Dataset items
begin
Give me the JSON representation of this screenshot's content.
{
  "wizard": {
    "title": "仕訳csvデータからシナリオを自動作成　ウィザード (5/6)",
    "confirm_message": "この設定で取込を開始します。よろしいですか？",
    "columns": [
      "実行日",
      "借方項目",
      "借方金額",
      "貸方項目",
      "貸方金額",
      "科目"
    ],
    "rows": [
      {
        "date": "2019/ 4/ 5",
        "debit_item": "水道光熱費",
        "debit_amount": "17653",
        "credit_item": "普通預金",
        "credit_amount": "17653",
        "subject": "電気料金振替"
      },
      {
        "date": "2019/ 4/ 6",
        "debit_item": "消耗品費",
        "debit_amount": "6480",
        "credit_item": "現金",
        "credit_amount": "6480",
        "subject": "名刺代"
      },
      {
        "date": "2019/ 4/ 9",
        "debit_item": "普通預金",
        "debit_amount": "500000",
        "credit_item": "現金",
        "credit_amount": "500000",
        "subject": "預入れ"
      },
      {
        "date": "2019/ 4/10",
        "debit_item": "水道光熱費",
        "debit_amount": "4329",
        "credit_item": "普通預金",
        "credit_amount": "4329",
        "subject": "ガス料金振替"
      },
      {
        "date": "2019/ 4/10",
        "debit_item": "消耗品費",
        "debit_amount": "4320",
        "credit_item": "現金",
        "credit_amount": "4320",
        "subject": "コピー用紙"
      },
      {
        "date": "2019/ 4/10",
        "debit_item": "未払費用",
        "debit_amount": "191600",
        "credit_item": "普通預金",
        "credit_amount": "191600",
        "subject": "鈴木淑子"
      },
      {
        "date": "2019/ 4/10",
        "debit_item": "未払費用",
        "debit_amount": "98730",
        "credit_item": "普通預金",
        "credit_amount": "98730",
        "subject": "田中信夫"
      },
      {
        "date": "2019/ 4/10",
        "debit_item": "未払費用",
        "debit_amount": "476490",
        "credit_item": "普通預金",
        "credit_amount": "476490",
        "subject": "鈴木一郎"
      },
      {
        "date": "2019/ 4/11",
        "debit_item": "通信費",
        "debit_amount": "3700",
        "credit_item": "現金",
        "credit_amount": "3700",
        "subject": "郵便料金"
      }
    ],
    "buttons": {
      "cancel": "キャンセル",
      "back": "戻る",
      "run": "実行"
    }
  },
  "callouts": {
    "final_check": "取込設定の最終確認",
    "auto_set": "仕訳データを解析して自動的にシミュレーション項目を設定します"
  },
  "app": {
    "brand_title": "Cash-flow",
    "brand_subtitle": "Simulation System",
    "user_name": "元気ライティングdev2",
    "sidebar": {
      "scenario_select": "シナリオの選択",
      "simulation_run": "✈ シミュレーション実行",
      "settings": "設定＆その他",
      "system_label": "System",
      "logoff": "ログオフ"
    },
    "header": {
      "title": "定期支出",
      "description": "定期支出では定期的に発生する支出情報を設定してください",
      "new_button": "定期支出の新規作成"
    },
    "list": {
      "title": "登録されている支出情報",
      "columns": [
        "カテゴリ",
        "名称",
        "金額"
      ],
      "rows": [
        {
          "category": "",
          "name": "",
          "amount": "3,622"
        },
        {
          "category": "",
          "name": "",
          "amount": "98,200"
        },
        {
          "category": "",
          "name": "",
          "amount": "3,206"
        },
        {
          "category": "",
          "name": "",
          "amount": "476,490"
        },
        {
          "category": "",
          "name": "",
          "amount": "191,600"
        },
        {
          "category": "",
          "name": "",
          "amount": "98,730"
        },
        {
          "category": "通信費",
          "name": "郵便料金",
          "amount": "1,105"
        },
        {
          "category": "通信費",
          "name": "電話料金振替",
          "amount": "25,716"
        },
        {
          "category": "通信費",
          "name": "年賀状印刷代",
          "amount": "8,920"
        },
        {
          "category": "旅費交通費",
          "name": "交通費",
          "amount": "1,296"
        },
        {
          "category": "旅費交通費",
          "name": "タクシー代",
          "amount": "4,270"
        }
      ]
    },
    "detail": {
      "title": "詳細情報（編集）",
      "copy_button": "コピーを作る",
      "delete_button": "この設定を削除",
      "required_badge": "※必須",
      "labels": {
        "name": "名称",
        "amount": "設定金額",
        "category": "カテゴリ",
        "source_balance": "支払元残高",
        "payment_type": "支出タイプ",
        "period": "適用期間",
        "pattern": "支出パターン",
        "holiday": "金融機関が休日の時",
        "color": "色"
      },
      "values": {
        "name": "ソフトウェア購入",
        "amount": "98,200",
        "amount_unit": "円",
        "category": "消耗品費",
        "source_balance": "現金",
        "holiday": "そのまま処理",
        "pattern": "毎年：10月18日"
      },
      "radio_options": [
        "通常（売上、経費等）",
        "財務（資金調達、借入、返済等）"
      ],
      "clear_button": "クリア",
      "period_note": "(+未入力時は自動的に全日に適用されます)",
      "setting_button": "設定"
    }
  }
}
end
▸ Exercise:
Search the lines for "System". Copy each line that has it.

▸ Reply to the task:
    "brand_subtitle": "Simulation System",
      "system_label": "System",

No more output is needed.